Problem: In your copy, reproduce the entries exactly as they are, minus the images.

#####

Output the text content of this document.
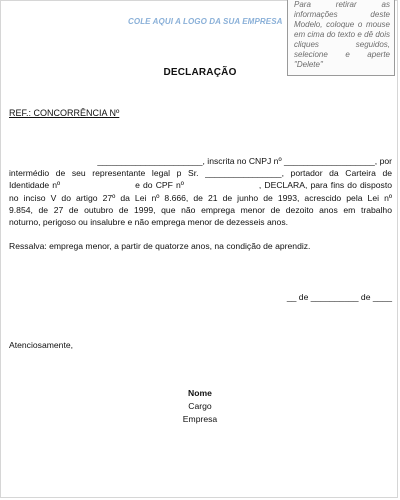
COLE AQUI A LOGO DA SUA EMPRESA
Para retirar as informações deste Modelo, coloque o mouse em cima do texto e dê dois cliques seguidos, selecione e aperte "Delete"
DECLARAÇÃO
REF.: CONCORRÊNCIA Nº
______________________, inscrita no CNPJ nº ___________________, por
intermédio de seu representante legal p Sr. ________________, portador da Carteira de
Identidade nº                        e do CPF nº                        , DECLARA, para fins do disposto
no inciso V do artigo 27º da Lei nº 8.666, de 21 de junho de 1993, acrescido pela Lei nº
9.854, de 27 de outubro de 1999, que não emprega menor de dezoito anos em trabalho
noturno, perigoso ou insalubre e não emprega menor de dezesseis anos.
Ressalva: emprega menor, a partir de quatorze anos, na condição de aprendiz.
__ de __________ de ____
Atenciosamente,
Nome
Cargo
Empresa
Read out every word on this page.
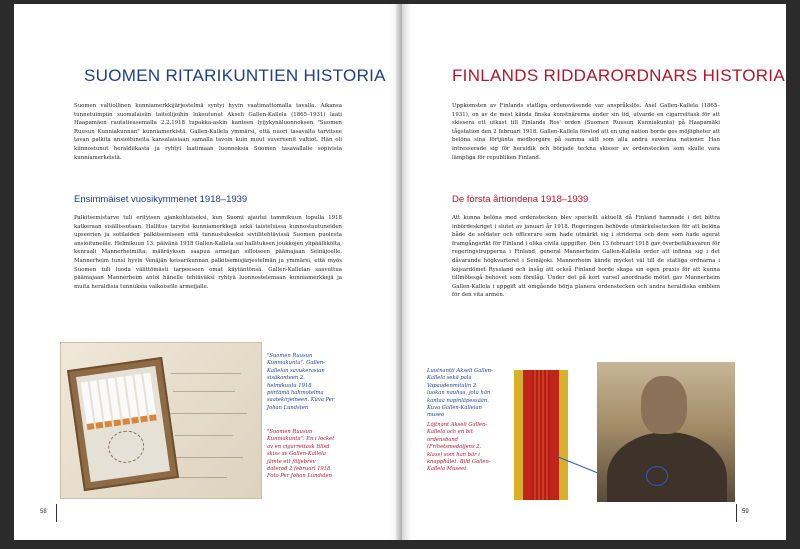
SUOMEN RITARIKUNTIEN HISTORIA

Suomen valtiollinen kunniamerkkijärjestelmä syntyi hyvin vaatimattomalla tavalla. Aikansa tunnetuimpiin suomalaisiin taiteilijoihin lukeutunut Akseli Gallen-Kallela (1865–1931) laati Haapamäen rautatieasemalla 2.2.1918 tupakka-askin kanteen lyijykynäluonnoksen "Suomen Ruusun Kunniakunnan" kunniamerkistä. Gallen-Kallela ymmärsi, että nuori tasavalta tarvitsee tavan palkita ansioituneita kansalaisiaan samalla tavoin kuin muut suvereenit valtiot. Hän oli kiinnostunut heraldiikasta ja ryhtyi laatimaan luonnoksia Suomen tasavallalle sopivista kunniamerkeistä.

Ensimmäiset vuosikymmenet 1918–1939

Palkitsemistarve tuli erityisen ajankohtaiseksi, kun Suomi ajautui tammikuun lopulla 1918 katkeraan sisällissotaan. Hallitus tarvitsi kunniamerkkejä sekä taisteluissa kunnostautuneiden upseerien ja sotilaiden palkitsemiseen että tunnustukseksi siviilitehtävissä Suomen puolesta ansioituneille. Helmikuun 13. päivänä 1918 Gallen-Kallela sai hallituksen joukkojen ylipäällikölta, kenraali Mannerheimilta, määräyksen saapua armeijan silloiseen päämajaan Seinäjoelle. Mannerheim tunsi hyvin Venäjän keisarikunnan palkitsemisjärjestelmän ja ymmärsi, että myös Suomen tuli luoda välittömästi tarpeeseen omat käytäntönsä. Gallen-Kallelan saavuttua päämajaan Mannerheim antoi hänelle tehtäväksi ryhtyä luonnostelemaan kunniamerkkejä ja muita heraldisia tunnuksia valkoiselle armeijalle.

"Suomen Ruusun Kunniakunta". Gallen-Kallelan savukerasian sisäkanteen 2. helmikuuta 1918 piirtämä hahmotelma saatekirjeineen. Kuva Per Johan Lundsten

"Suomen Ruusun Kunniakunta". En i locket av en cigarrettask tillsd skiss av Gallen-Kallela jämte ett följebrev daterad 2 februari 1918. Foto Per Johan Lundsten

58
FINLANDS RIDDARORDNARS HISTORIA

Uppkomsten av Finlands statliga ordensväsende var anspråkslös. Axel Gallen-Kallela (1865–1931), en av de mest kända finska konstnärerna under sin tid, utvarde en cigarrettask för att skissera ett utkast till Finlands Ros' orden (Suomen Ruusun Kunniakunta) på Haapamäki tågstation den 2 februari 1918. Gallen-Kallela förstod att en ung nation borde ges möjligheter att belöna sina förtjänta medborgare på samma sätt som alla andra suveräna nationer. Han intresserade sig för heraldik och började teckna skisser av ordenstecken som skulle vara lämpliga för republiken Finland.

De första årtiondena 1918–1939

Att kunna belöna med ordenstecken blev speciellt aktuellt då Finland hamnade i det bittra inbördeskriget i slutet av januari år 1918. Regeringen behövde utmärkelsetecken för att belöna både de soldater och officerare som hade utmärkt sig i striderna och dem som hade agerat framgångsrikt för Finland i olika civila uppgifter. Den 13 februari 1918 gav överbefälhavaren för regeringstrupperna i Finland, general Mannerheim Gallen-Kallela order att infinna sig i det dåvarande högkvarteret i Seinäjoki. Mannerheim kände mycket väl till de statliga ordnarna i kejsardömet Ryssland och insåg att också Finland borde skapa sin egen praxis för att kunna tillmötesgå behovet som förelåg. Under det på kort varsel anordnade mötet gav Mannerheim Gallen-Kallela i uppgift att omgående börja planera ordenstecken och andra heraldiska emblem för den vita armén.

Luutnantti Akseli Gallen-Kallela sekä pala Vapaudenmitalin 2. luokan nauhaa, jota hän kantaa napinläpessään. Kuva Gallen-Kallelan museo

Löjtnant Akseli Gallen-Kallela och en bit ordensband (Frihetsmedaljens 2. klass) som han bär i knapphålet. Bild Gallen-Kallela Museet

59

#####

Task solution:
Output the text content of this document.
COLE AQUI A LOGO DA SUA EMPRESA
Para retirar as informações deste Modelo, coloque o mouse em cima do texto e dê dois cliques seguidos, selecione e aperte "Delete"
DECLARAÇÃO
REF.: CONCORRÊNCIA Nº
______________________, inscrita no CNPJ nº ___________________, por
intermédio de seu representante legal p Sr. ________________, portador da Carteira de
Identidade nº                        e do CPF nº                        , DECLARA, para fins do disposto
no inciso V do artigo 27º da Lei nº 8.666, de 21 de junho de 1993, acrescido pela Lei nº
9.854, de 27 de outubro de 1999, que não emprega menor de dezoito anos em trabalho
noturno, perigoso ou insalubre e não emprega menor de dezesseis anos.
Ressalva: emprega menor, a partir de quatorze anos, na condição de aprendiz.
__ de __________ de ____
Atenciosamente,
Nome
Cargo
Empresa
Read out every word on this page.
SUOMEN RITARIKUNTIEN HISTORIA

Suomen valtiollinen kunniamerkkijärjestelmä syntyi hyvin vaatimattomalla tavalla. Aikansa tunnetuimpiin suomalaisiin taiteilijoihin lukeutunut Akseli Gallen-Kallela (1865–1931) laati Haapamäen rautatieasemalla 2.2.1918 tupakka-askin kanteen lyijykynäluonnoksen "Suomen Ruusun Kunniakunnan" kunniamerkistä. Gallen-Kallela ymmärsi, että nuori tasavalta tarvitsee tavan palkita ansioituneita kansalaisiaan samalla tavoin kuin muut suvereenit valtiot. Hän oli kiinnostunut heraldiikasta ja ryhtyi laatimaan luonnoksia Suomen tasavallalle sopivista kunniamerkeistä.

Ensimmäiset vuosikymmenet 1918–1939

Palkitsemistarve tuli erityisen ajankohtaiseksi, kun Suomi ajautui tammikuun lopulla 1918 katkeraan sisällissotaan. Hallitus tarvitsi kunniamerkkejä sekä taisteluissa kunnostautuneiden upseerien ja sotilaiden palkitsemiseen että tunnustukseksi siviilitehtävissä Suomen puolesta ansioituneille. Helmikuun 13. päivänä 1918 Gallen-Kallela sai hallituksen joukkojen ylipäällikölta, kenraali Mannerheimilta, määräyksen saapua armeijan silloiseen päämajaan Seinäjoelle. Mannerheim tunsi hyvin Venäjän keisarikunnan palkitsemisjärjestelmän ja ymmärsi, että myös Suomen tuli luoda välittömästi tarpeeseen omat käytäntönsä. Gallen-Kallelan saavuttua päämajaan Mannerheim antoi hänelle tehtäväksi ryhtyä luonnostelemaan kunniamerkkejä ja muita heraldisia tunnuksia valkoiselle armeijalle.

"Suomen Ruusun Kunniakunta". Gallen-Kallelan savukerasian sisäkanteen 2. helmikuuta 1918 piirtämä hahmotelma saatekirjeineen. Kuva Per Johan Lundsten

"Suomen Ruusun Kunniakunta". En i locket av en cigarrettask tillsd skiss av Gallen-Kallela jämte ett följebrev daterad 2 februari 1918. Foto Per Johan Lundsten

58
FINLANDS RIDDARORDNARS HISTORIA

Uppkomsten av Finlands statliga ordensväsende var anspråkslös. Axel Gallen-Kallela (1865–1931), en av de mest kända finska konstnärerna under sin tid, utvarde en cigarrettask för att skissera ett utkast till Finlands Ros' orden (Suomen Ruusun Kunniakunta) på Haapamäki tågstation den 2 februari 1918. Gallen-Kallela förstod att en ung nation borde ges möjligheter att belöna sina förtjänta medborgare på samma sätt som alla andra suveräna nationer. Han intresserade sig för heraldik och började teckna skisser av ordenstecken som skulle vara lämpliga för republiken Finland.

De första årtiondena 1918–1939

Att kunna belöna med ordenstecken blev speciellt aktuellt då Finland hamnade i det bittra inbördeskriget i slutet av januari år 1918. Regeringen behövde utmärkelsetecken för att belöna både de soldater och officerare som hade utmärkt sig i striderna och dem som hade agerat framgångsrikt för Finland i olika civila uppgifter. Den 13 februari 1918 gav överbefälhavaren för regeringstrupperna i Finland, general Mannerheim Gallen-Kallela order att infinna sig i det dåvarande högkvarteret i Seinäjoki. Mannerheim kände mycket väl till de statliga ordnarna i kejsardömet Ryssland och insåg att också Finland borde skapa sin egen praxis för att kunna tillmötesgå behovet som förelåg. Under det på kort varsel anordnade mötet gav Mannerheim Gallen-Kallela i uppgift att omgående börja planera ordenstecken och andra heraldiska emblem för den vita armén.

Luutnantti Akseli Gallen-Kallela sekä pala Vapaudenmitalin 2. luokan nauhaa, jota hän kantaa napinläpessään. Kuva Gallen-Kallelan museo

Löjtnant Akseli Gallen-Kallela och en bit ordensband (Frihetsmedaljens 2. klass) som han bär i knapphålet. Bild Gallen-Kallela Museet

59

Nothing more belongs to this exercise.